Submit to ‘Sandybridge’ 12-CPU nodes nodes

GPU nodes of zeus (zeus[200-217]) have 12-core Sandybridge family CPU’s and NVIDIA K20 GPUs (2 per each node). You can use those nodes without GPU’s as well. To use these nodes do either of:

specify

--constraint=sandy

or request k20 GPUs:

--gres=gpu:K20:N

(where N is number of GPUs you need)

sbatch --constraint=sandy slurmscriptname.slurm

sbatch -N1 --gres=gpu:K20:2 slurmscriptname.slurm

you can also request these particular nodes (zeus200…zeus217) to be allocated to your job, e.g. we can ask for 2 of these nodes:

sbatch -w zeus[200-201] slurmscriptname.slurm

Submit to Nehalem (8-CPU) nodes

These are old Nehalem CPU based nodes of Zeus HPC each having 8 CPU-cores and 48Gb of RAM: zeus[20-91] (floor 3 of ECB) and zeus[100-171] (Mezz floor of ECB)

* * * * * * * * *

--- Stated goal ---
Carry on the Zeus cluster job-submission guide, picking up right after its last sentence. The listing plays no part in this work.

--- Data excerpt ---
* * * * * * * * *

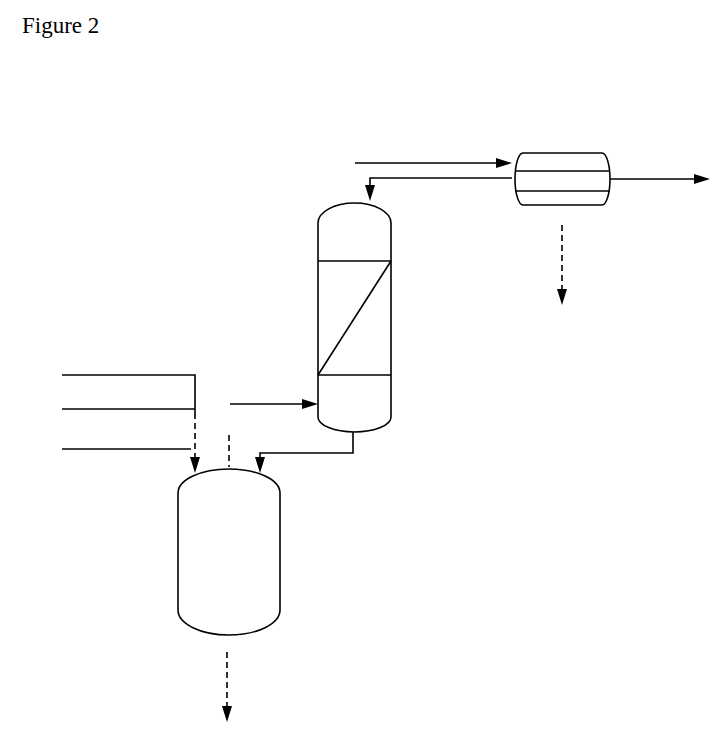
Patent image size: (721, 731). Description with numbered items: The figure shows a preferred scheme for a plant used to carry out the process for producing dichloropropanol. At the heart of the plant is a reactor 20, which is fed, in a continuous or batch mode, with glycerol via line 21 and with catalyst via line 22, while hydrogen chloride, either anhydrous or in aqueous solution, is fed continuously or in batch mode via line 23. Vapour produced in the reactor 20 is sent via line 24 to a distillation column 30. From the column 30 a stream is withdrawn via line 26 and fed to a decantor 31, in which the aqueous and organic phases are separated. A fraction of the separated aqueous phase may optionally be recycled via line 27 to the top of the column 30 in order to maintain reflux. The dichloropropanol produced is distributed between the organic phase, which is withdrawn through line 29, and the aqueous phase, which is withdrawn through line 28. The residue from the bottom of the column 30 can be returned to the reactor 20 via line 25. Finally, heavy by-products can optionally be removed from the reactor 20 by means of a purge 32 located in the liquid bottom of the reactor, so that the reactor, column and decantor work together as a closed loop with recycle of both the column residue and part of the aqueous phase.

* * * * * * * * *

--- Right answer ---
If you want to use specifically these nodes you can use

sbatch --constraint=nehalem slurmscriptname.slurm

when submitting your job with sbatch or srun or specify it in your slurm sbatch script

#SBATCH --constraint=nehalem

You can specifically request a particular node (e.g. zeus34 and zeus56…72 in the example below.

sbatch -w zeus[34,56-72] slurmscriptname.slurm

Important thing to remember is that these nodes cannot allocate more trhan 8 tasks per node.

Request nodes with GPU processors

In your slurm submission script specify (e.g. to ask for 2 GPUs of any kind)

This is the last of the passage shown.